ФРАГМЕНТ ТЕКСТА
---*---

— Кандалы — это наша победа, — говорили нам. — Раз они заковали нас в кандалы, выходит, они боятся нас. Выходит, есть за что нас бояться. И победят не те, кто заковал, а те, кого заковали...

Даже тюремщик, дежурный по коридору, который кричал на всех, не орал кандальникам «Бегом, бегом!..» — они шли шагом в уборную и из уборной. У охраны, как ни странно, возникало какое-то уважение к ним, как к поборникам свободы...

Итак, я не знал, что меня ждет, ибо сроки давали отнюдь не всегда за то, что было на самом деле. Однажды вечером открылась дверь и мне приказали:

— Собирайся!

Во дворе строилась партия. Я был последним, ставшим в строй. Ко мне подвели заключенного с наручниками на правой руке, такое же кольцо надели на руку мне, связав наши руки цепочкой. Потом левую руку заключенного таким же манером соединили с правой рукой соседа. При свете факелов мы двинулись на вокзал.

Там нас посадили в тюремные вагоны — грязные, тесные, зарешетченные. И мы двинулись в путь. Утром остановились на какой-то станции. К нам подходили люди, хотели передать махорку, хлеб, но часовые их отгоняли. Так мы ехали двое суток. На третьи нас выгрузили в Тамбове и погнали в пересыльную тюрьму. Когда нас ввели внутрь, я даже не поверил своим глазам. Вдоль коридора была установлена железная решетка, за нею, как звери, сидели каторжане — те, кого гнали на каторгу в Сибирь. Там, за решеткой, не было ни коек, ни скамеек. Нас привели в комнату с каменным полом. Один заключенный все жался ко мне, пытался спрятать свое лицо.

— Ты что?..

— Да я один раз бежал из этой тюрьмы, а собака-надзиратель все тот же — может меня узнать...

И в самом деле — пришел надзиратель с фонарем и узнал его:

— А, старый друг... А ну-ка пойдем со мной...

В саратовской тюрьме я просидел 8 месяцев. Моя принадлежность к партии так и осталась недоказанной.

12. Армия

 Из Тамбовской пересылки меня отправили в Воронеж к воинскому начальнику. Он послал меня в Брестский полк, расположенный в Севастополе. Там я получил назначение в 10 роту, 4 взвод. Унтер взялся обучать меня словесности. Через четыре дня он доложил начальству:

— Все на свете знает!

Это значило, что мне известно, как полагается именовать государи-императора.

Летние лагеря, в которых мы до того располагались, сменились зимними квартирами. Режим был тяжелый. Где легче — в тюрьме или и армии?.. В 5 — подъем, туалет. Воронили пряжки, промазывали свечным воском, чистили наждаком, потом драили сапоги. Пили чай, хотя зачастую на чай не оставалось времени... 8 часов — начало занятий... Тем не менее меня ставили другим солдатам в пример. Утром, когда подходило время, дневальный по роте кричал: «Поднимайсь!» — и это слово было мне до того противно, что я обычно вскакивал на несколько минут раньше, чтобы только его не слышать. Это мое вставание расценивалось взводным как примерная служба...

---*---

ИНСТРУКЦИИ К ЗАДАНИЮ
- A) Пожалуйста, перепишите фрагмент от слов «Из Тамбовской пересылки» до слов «на свете знает!», заменив «Воронеж» на «Курск».
- B) В каком городе, согласно фрагменту, был расположен Брестский полк?

---*---

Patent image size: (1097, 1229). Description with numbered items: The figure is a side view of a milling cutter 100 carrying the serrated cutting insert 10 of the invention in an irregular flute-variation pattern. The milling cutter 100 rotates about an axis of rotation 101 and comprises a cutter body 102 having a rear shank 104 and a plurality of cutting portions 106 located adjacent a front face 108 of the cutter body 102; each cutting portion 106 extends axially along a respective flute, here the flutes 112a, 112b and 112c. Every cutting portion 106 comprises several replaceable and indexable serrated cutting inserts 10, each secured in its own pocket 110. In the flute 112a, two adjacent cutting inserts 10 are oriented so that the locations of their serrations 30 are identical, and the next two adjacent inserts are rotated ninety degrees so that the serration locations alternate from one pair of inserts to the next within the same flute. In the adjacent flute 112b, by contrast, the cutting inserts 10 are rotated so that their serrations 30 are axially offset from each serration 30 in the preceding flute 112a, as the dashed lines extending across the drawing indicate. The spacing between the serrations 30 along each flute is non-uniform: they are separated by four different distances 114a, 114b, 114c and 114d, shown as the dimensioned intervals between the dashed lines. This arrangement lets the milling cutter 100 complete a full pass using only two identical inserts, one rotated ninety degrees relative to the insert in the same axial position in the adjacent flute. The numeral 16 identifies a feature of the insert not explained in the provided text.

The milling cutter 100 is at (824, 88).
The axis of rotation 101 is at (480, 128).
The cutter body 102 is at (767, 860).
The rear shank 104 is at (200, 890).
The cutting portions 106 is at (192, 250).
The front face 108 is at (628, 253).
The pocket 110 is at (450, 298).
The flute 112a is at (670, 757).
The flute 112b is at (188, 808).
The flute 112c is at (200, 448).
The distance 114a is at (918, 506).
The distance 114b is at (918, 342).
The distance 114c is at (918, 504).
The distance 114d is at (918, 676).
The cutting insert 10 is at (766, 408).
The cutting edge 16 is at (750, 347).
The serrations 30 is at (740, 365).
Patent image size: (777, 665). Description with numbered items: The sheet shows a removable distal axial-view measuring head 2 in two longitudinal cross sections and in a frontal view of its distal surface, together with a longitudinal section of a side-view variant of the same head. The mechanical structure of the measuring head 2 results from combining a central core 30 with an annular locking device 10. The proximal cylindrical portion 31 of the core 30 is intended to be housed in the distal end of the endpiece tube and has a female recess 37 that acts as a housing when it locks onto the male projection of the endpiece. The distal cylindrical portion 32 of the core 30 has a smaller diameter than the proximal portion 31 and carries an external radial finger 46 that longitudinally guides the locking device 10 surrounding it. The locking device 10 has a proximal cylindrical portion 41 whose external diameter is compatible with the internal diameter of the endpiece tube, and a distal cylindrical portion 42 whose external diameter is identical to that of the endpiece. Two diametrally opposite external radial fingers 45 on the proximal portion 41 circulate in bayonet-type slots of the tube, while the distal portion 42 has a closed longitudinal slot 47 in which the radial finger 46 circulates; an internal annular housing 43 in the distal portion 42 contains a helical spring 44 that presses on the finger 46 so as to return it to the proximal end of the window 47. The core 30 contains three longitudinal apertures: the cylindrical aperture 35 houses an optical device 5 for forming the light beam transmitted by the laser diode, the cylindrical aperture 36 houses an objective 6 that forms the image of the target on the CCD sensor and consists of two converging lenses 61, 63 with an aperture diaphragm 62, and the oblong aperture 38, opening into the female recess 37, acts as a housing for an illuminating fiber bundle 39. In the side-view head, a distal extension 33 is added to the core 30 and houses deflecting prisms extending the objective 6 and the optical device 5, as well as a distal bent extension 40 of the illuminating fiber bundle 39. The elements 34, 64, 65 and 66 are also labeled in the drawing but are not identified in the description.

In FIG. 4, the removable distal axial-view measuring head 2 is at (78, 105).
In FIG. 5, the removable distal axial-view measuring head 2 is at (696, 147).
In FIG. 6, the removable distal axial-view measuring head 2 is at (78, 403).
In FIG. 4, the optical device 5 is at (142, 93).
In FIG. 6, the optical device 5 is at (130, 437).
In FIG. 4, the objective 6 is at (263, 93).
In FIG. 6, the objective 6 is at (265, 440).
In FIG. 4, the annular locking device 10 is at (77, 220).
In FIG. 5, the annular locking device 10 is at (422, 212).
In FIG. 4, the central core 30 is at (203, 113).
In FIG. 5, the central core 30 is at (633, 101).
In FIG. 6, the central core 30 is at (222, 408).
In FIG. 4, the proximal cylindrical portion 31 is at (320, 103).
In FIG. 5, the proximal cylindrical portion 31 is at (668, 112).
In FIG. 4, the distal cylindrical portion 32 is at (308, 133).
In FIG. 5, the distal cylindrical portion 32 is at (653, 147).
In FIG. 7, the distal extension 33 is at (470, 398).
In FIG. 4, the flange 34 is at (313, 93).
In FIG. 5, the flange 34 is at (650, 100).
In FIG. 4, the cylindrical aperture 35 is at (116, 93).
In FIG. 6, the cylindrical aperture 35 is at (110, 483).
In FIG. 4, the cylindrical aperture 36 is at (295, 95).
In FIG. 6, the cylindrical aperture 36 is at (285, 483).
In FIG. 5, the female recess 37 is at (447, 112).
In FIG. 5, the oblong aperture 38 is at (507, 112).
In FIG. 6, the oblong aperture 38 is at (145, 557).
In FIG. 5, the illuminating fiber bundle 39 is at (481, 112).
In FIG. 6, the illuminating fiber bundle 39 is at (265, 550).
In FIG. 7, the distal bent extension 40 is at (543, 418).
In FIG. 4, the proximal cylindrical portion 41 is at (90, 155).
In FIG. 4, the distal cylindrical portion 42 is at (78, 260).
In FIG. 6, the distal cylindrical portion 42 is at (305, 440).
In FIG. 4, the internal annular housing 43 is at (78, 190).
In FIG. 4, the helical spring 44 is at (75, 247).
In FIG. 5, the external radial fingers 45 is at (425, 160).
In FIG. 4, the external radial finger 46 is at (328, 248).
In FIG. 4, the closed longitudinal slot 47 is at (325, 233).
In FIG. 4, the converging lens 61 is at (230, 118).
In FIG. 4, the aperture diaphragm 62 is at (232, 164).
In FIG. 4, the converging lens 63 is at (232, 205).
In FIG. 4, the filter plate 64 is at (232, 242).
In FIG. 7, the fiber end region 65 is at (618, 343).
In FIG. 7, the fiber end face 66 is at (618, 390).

---*---

РАЗБОР ОТВЕТОВ
- A)
Из Тамбовской пересылки меня отправили в Курск к воинскому начальнику. Он послал меня в Брестский полк, расположенный в Севастополе. Там я получил назначение в 10 роту, 4 взвод. Унтер взялся обучать меня словесности. Через четыре дня он доложил начальству:

— Все на свете знает!

- B) В Севастополе.